### Extracted material
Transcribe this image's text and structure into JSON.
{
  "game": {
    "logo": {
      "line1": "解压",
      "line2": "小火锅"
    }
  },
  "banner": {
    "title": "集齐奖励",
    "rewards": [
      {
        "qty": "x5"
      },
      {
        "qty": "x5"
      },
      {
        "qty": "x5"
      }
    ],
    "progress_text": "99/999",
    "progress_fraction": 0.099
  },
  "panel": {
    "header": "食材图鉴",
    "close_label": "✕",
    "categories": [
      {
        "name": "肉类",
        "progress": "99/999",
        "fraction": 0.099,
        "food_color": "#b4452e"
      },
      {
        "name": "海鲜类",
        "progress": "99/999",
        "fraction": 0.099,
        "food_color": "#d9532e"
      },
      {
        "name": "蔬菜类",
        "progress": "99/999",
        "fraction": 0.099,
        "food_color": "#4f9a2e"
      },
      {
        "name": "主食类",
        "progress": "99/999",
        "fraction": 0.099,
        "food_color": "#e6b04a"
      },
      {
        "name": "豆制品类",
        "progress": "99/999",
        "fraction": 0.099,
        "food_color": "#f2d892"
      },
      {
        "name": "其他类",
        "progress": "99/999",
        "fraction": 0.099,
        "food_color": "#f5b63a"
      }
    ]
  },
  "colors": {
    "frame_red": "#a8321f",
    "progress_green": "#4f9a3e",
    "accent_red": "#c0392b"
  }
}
...
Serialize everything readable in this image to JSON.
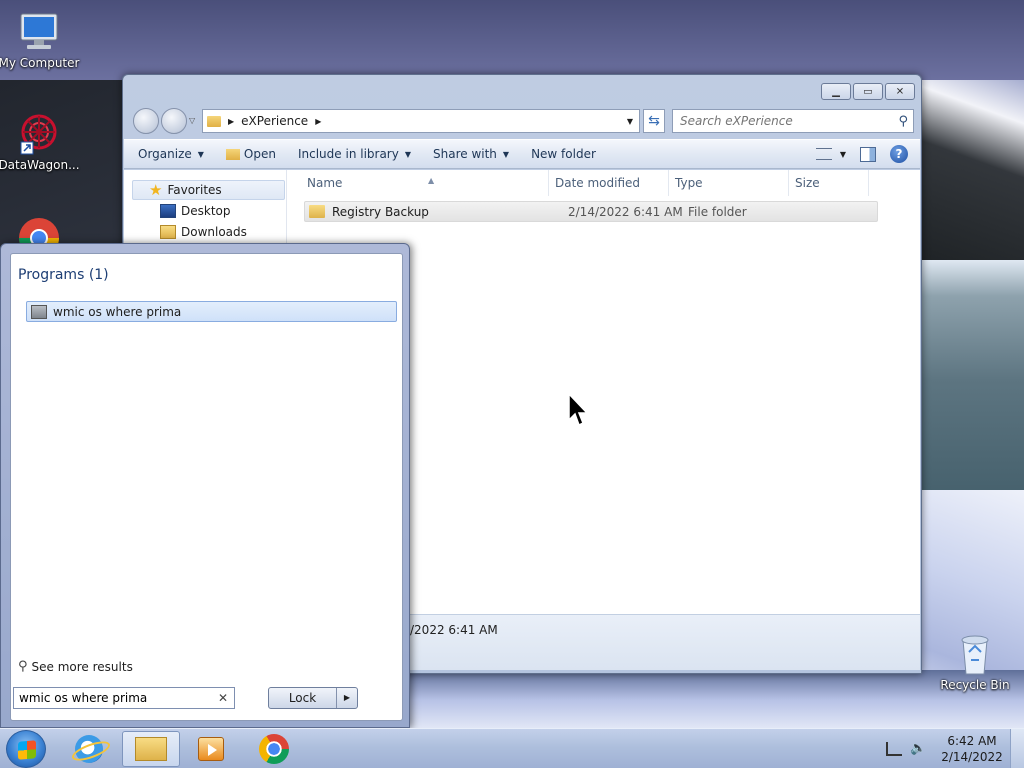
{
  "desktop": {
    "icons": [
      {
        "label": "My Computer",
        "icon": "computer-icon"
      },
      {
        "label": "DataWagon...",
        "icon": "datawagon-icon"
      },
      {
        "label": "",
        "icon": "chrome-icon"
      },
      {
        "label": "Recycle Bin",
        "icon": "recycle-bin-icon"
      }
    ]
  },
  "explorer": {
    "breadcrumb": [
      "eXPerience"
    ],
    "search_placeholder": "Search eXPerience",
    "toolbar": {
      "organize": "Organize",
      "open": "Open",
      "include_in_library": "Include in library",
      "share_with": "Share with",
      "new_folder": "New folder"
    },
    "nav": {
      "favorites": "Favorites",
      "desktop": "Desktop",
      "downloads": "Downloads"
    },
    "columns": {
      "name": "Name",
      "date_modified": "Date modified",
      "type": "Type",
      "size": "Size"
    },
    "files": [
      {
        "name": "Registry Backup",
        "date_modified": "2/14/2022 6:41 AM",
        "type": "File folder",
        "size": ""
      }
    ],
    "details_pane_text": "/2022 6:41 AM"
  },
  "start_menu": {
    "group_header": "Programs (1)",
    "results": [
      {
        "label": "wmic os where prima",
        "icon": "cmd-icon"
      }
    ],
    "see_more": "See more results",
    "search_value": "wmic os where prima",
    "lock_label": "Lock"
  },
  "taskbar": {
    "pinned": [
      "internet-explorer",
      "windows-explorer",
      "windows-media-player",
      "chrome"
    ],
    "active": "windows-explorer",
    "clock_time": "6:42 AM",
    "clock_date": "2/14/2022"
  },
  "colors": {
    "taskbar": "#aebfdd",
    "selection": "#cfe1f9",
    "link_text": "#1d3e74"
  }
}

### The request
Tally the lines that hold the string "JSON" and state the total, nothing more.

### Solution to the exercise
2